= Goal of the exercise =
Search the data for the word "MEASURES". Reproduce every line where it is found.

[Stored data entries]
------------------------

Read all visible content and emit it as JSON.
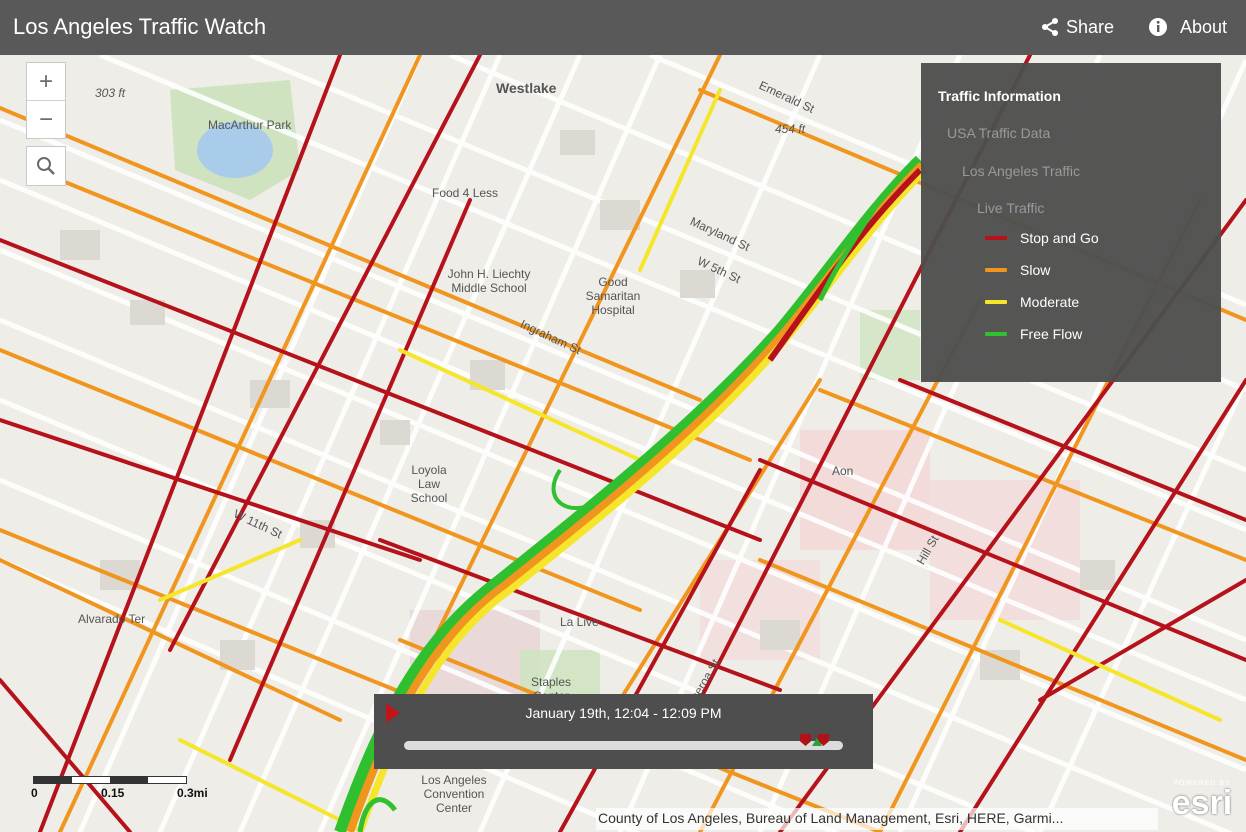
{
  "header": {
    "title": "Los Angeles Traffic Watch",
    "share_label": "Share",
    "about_label": "About"
  },
  "map": {
    "zoom_in": "+",
    "zoom_out": "−",
    "labels": [
      "Westlake",
      "MacArthur Park",
      "303 ft",
      "454 ft",
      "Food 4 Less",
      "John H. Liechty Middle School",
      "Good Samaritan Hospital",
      "Loyola Law School",
      "La Live",
      "Staples Center",
      "Los Angeles Convention Center",
      "Aon",
      "Alvarado Ter",
      "Emerald St",
      "Maryland St",
      "Ingraham St",
      "W 5th St",
      "Hill St",
      "Figueroa St",
      "W 11th St"
    ],
    "scale_labels": [
      "0",
      "0.15",
      "0.3mi"
    ],
    "attribution": "County of Los Angeles, Bureau of Land Management, Esri, HERE, Garmi...",
    "esri_powered": "POWERED BY",
    "esri_logo": "esri"
  },
  "legend": {
    "title": "Traffic Information",
    "level1": "USA Traffic Data",
    "level2": "Los Angeles Traffic",
    "level3": "Live Traffic",
    "items": [
      {
        "label": "Stop and Go",
        "color": "#b5121b"
      },
      {
        "label": "Slow",
        "color": "#f0961e"
      },
      {
        "label": "Moderate",
        "color": "#f5e52b"
      },
      {
        "label": "Free Flow",
        "color": "#30c030"
      }
    ]
  },
  "time_slider": {
    "label": "January 19th, 12:04 - 12:09 PM",
    "position": 0.96
  },
  "colors": {
    "header_bg": "#595959",
    "panel_bg": "#4e4e4e",
    "play": "#c0161a"
  }
}
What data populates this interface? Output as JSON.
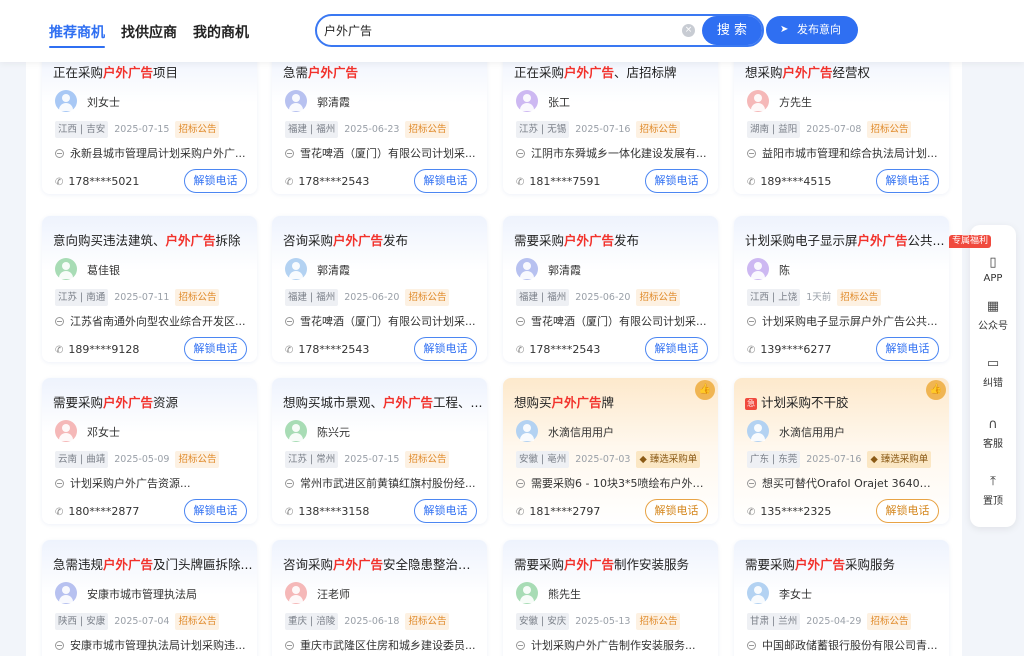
{
  "nav": {
    "tabs": [
      "推荐商机",
      "找供应商",
      "我的商机"
    ]
  },
  "search": {
    "value": "户外广告",
    "clear_icon": "×",
    "button_label": "搜 索"
  },
  "publish": {
    "label": "发布意向",
    "icon": "paper-plane-icon"
  },
  "keyword": "户外广告",
  "cards": [
    {
      "title_pre": "正在采购",
      "title_post": "项目",
      "name": "刘女士",
      "location": "江西 | 吉安",
      "date": "2025-07-15",
      "tag": "招标公告",
      "org": "永新县城市管理局计划采购户外广...",
      "phone": "178****5021",
      "button": "解锁电话",
      "avatar_color": "#a8c8f5"
    },
    {
      "title_pre": "急需",
      "title_post": "",
      "name": "郭清霞",
      "location": "福建 | 福州",
      "date": "2025-06-23",
      "tag": "招标公告",
      "org": "雪花啤酒（厦门）有限公司计划采...",
      "phone": "178****2543",
      "button": "解锁电话",
      "avatar_color": "#b7c1f0"
    },
    {
      "title_pre": "正在采购",
      "title_post": "、店招标牌",
      "name": "张工",
      "location": "江苏 | 无锡",
      "date": "2025-07-16",
      "tag": "招标公告",
      "org": "江阴市东舜城乡一体化建设发展有...",
      "phone": "181****7591",
      "button": "解锁电话",
      "avatar_color": "#cdb8f2"
    },
    {
      "title_pre": "想采购",
      "title_post": "经营权",
      "name": "方先生",
      "location": "湖南 | 益阳",
      "date": "2025-07-08",
      "tag": "招标公告",
      "org": "益阳市城市管理和综合执法局计划...",
      "phone": "189****4515",
      "button": "解锁电话",
      "avatar_color": "#f5b8b8"
    },
    {
      "title_pre": "意向购买违法建筑、",
      "title_post": "拆除",
      "name": "葛佳银",
      "location": "江苏 | 南通",
      "date": "2025-07-11",
      "tag": "招标公告",
      "org": "江苏省南通外向型农业综合开发区...",
      "phone": "189****9128",
      "button": "解锁电话",
      "avatar_color": "#a8dcb5"
    },
    {
      "title_pre": "咨询采购",
      "title_post": "发布",
      "name": "郭清霞",
      "location": "福建 | 福州",
      "date": "2025-06-20",
      "tag": "招标公告",
      "org": "雪花啤酒（厦门）有限公司计划采...",
      "phone": "178****2543",
      "button": "解锁电话",
      "avatar_color": "#b3d2f2"
    },
    {
      "title_pre": "需要采购",
      "title_post": "发布",
      "name": "郭清霞",
      "location": "福建 | 福州",
      "date": "2025-06-20",
      "tag": "招标公告",
      "org": "雪花啤酒（厦门）有限公司计划采...",
      "phone": "178****2543",
      "button": "解锁电话",
      "avatar_color": "#b7c1f0"
    },
    {
      "title_pre": "计划采购电子显示屏",
      "title_post": "公共...",
      "name": "陈",
      "location": "江西 | 上饶",
      "date": "1天前",
      "tag": "招标公告",
      "org": "计划采购电子显示屏户外广告公共...",
      "phone": "139****6277",
      "button": "解锁电话",
      "avatar_color": "#cdb8f2"
    },
    {
      "title_pre": "需要采购",
      "title_post": "资源",
      "name": "邓女士",
      "location": "云南 | 曲靖",
      "date": "2025-05-09",
      "tag": "招标公告",
      "org": "计划采购户外广告资源...",
      "phone": "180****2877",
      "button": "解锁电话",
      "avatar_color": "#f5b8b8"
    },
    {
      "title_pre": "想购买城市景观、",
      "title_post": "工程、...",
      "name": "陈兴元",
      "location": "江苏 | 常州",
      "date": "2025-07-15",
      "tag": "招标公告",
      "org": "常州市武进区前黄镇红旗村股份经...",
      "phone": "138****3158",
      "button": "解锁电话",
      "avatar_color": "#a8dcb5"
    },
    {
      "title_pre": "想购买",
      "title_post": "牌",
      "name": "水滴信用用户",
      "location": "安徽 | 亳州",
      "date": "2025-07-03",
      "tag": "臻选采购单",
      "org": "需要采购6 - 10块3*5喷绘布户外广...",
      "phone": "181****2797",
      "button": "解锁电话",
      "avatar_color": "#b3d2f2"
    },
    {
      "title_pre": "计划采购不干胶",
      "title_post": "",
      "name": "水滴信用用户",
      "location": "广东 | 东莞",
      "date": "2025-07-16",
      "tag": "臻选采购单",
      "org": "想买可替代Orafol Orajet 3640的不...",
      "phone": "135****2325",
      "button": "解锁电话",
      "avatar_color": "#b3d2f2"
    },
    {
      "title_pre": "急需违规",
      "title_post": "及门头牌匾拆除...",
      "name": "安康市城市管理执法局",
      "location": "陕西 | 安康",
      "date": "2025-07-04",
      "tag": "招标公告",
      "org": "安康市城市管理执法局计划采购违...",
      "phone": "",
      "button": "",
      "avatar_color": "#b7c1f0"
    },
    {
      "title_pre": "咨询采购",
      "title_post": "安全隐患整治工程",
      "name": "汪老师",
      "location": "重庆 | 涪陵",
      "date": "2025-06-18",
      "tag": "招标公告",
      "org": "重庆市武隆区住房和城乡建设委员...",
      "phone": "",
      "button": "",
      "avatar_color": "#f5b8b8"
    },
    {
      "title_pre": "需要采购",
      "title_post": "制作安装服务",
      "name": "熊先生",
      "location": "安徽 | 安庆",
      "date": "2025-05-13",
      "tag": "招标公告",
      "org": "计划采购户外广告制作安装服务...",
      "phone": "",
      "button": "",
      "avatar_color": "#a8dcb5"
    },
    {
      "title_pre": "需要采购",
      "title_post": "采购服务",
      "name": "李女士",
      "location": "甘肃 | 兰州",
      "date": "2025-04-29",
      "tag": "招标公告",
      "org": "中国邮政储蓄银行股份有限公司青...",
      "phone": "",
      "button": "",
      "avatar_color": "#b3d2f2"
    }
  ],
  "premium_badge_icon": "thumbs-up-icon",
  "new_tag_icon": "new-tag-icon",
  "new_tag_text": "急",
  "sidebar": {
    "badge": "专属福利",
    "items": [
      {
        "label": "APP",
        "icon": "phone-icon",
        "glyph": "▯"
      },
      {
        "label": "公众号",
        "icon": "qrcode-icon",
        "glyph": "▦"
      },
      {
        "label": "纠错",
        "icon": "feedback-icon",
        "glyph": "▭"
      },
      {
        "label": "客服",
        "icon": "headset-icon",
        "glyph": "∩"
      },
      {
        "label": "置顶",
        "icon": "top-arrow-icon",
        "glyph": "⤒"
      }
    ]
  }
}
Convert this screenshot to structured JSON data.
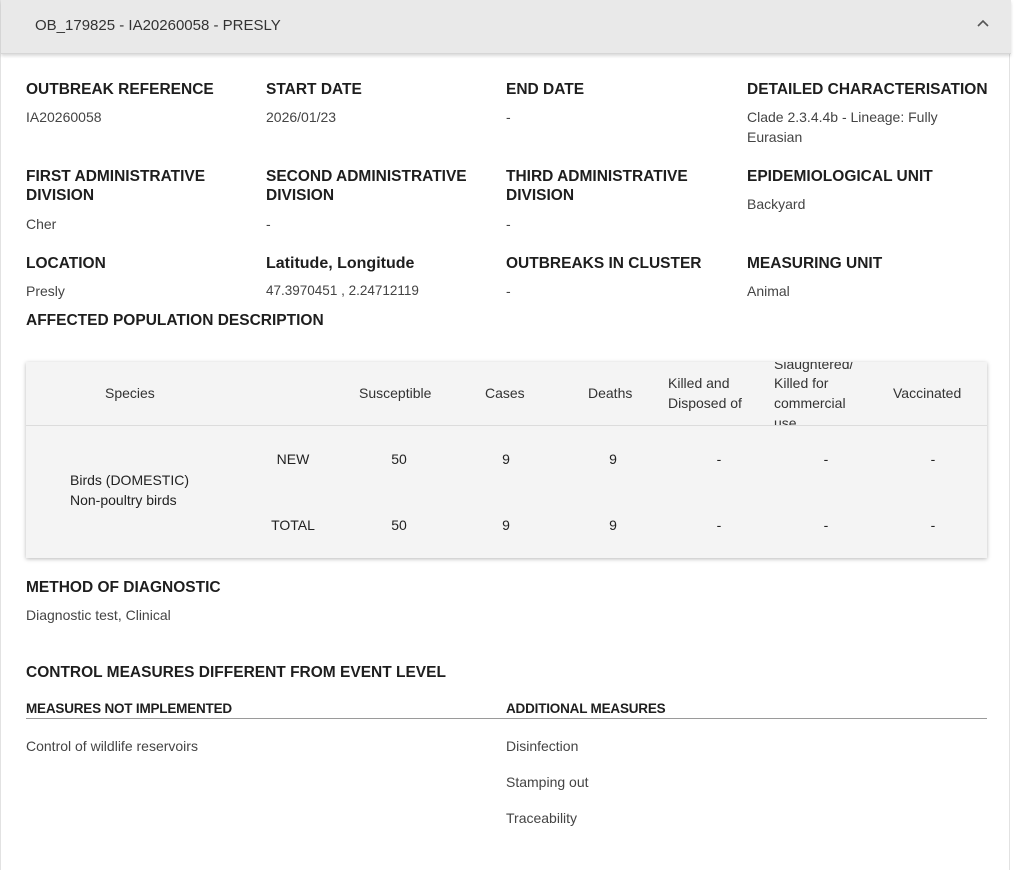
{
  "header": {
    "title": "OB_179825 - IA20260058 - PRESLY"
  },
  "fields": {
    "outbreak_reference": {
      "label": "OUTBREAK REFERENCE",
      "value": "IA20260058"
    },
    "start_date": {
      "label": "START DATE",
      "value": "2026/01/23"
    },
    "end_date": {
      "label": "END DATE",
      "value": "-"
    },
    "detailed_characterisation": {
      "label": "DETAILED CHARACTERISATION",
      "value_line1": "Clade 2.3.4.4b - Lineage: Fully",
      "value_line2": "Eurasian"
    },
    "first_admin": {
      "label_line1": "FIRST ADMINISTRATIVE",
      "label_line2": "DIVISION",
      "value": "Cher"
    },
    "second_admin": {
      "label_line1": "SECOND ADMINISTRATIVE",
      "label_line2": "DIVISION",
      "value": "-"
    },
    "third_admin": {
      "label_line1": "THIRD ADMINISTRATIVE",
      "label_line2": "DIVISION",
      "value": "-"
    },
    "epidemiological_unit": {
      "label": "EPIDEMIOLOGICAL UNIT",
      "value": "Backyard"
    },
    "location": {
      "label": "LOCATION",
      "value": "Presly"
    },
    "lat_long": {
      "label": "Latitude, Longitude",
      "value": "47.3970451 , 2.24712119"
    },
    "outbreaks_in_cluster": {
      "label": "OUTBREAKS IN CLUSTER",
      "value": "-"
    },
    "measuring_unit": {
      "label": "MEASURING UNIT",
      "value": "Animal"
    }
  },
  "affected": {
    "title": "AFFECTED POPULATION DESCRIPTION",
    "columns": {
      "species": "Species",
      "susceptible": "Susceptible",
      "cases": "Cases",
      "deaths": "Deaths",
      "killed_1": "Killed and",
      "killed_2": "Disposed of",
      "slaughtered_1": "Slaughtered/",
      "slaughtered_2": "Killed for",
      "slaughtered_3": "commercial",
      "slaughtered_4": "use",
      "vaccinated": "Vaccinated"
    },
    "species_line1": "Birds (DOMESTIC)",
    "species_line2": "Non-poultry birds",
    "rows": [
      {
        "type": "NEW",
        "susceptible": "50",
        "cases": "9",
        "deaths": "9",
        "killed": "-",
        "slaughtered": "-",
        "vaccinated": "-"
      },
      {
        "type": "TOTAL",
        "susceptible": "50",
        "cases": "9",
        "deaths": "9",
        "killed": "-",
        "slaughtered": "-",
        "vaccinated": "-"
      }
    ]
  },
  "diagnostic": {
    "label": "METHOD OF DIAGNOSTIC",
    "value": "Diagnostic test, Clinical"
  },
  "control": {
    "title": "CONTROL MEASURES DIFFERENT FROM EVENT LEVEL",
    "not_implemented_label": "MEASURES NOT IMPLEMENTED",
    "not_implemented": [
      "Control of wildlife reservoirs"
    ],
    "additional_label": "ADDITIONAL MEASURES",
    "additional": [
      "Disinfection",
      "Stamping out",
      "Traceability"
    ]
  },
  "icons": {
    "collapse": "chevron-up-icon"
  }
}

------------------------

= Completed task =
    "title": "CONTROL MEASURES DIFFERENT FROM EVENT LEVEL",
    "not_implemented_label": "MEASURES NOT IMPLEMENTED",
    "additional_label": "ADDITIONAL MEASURES",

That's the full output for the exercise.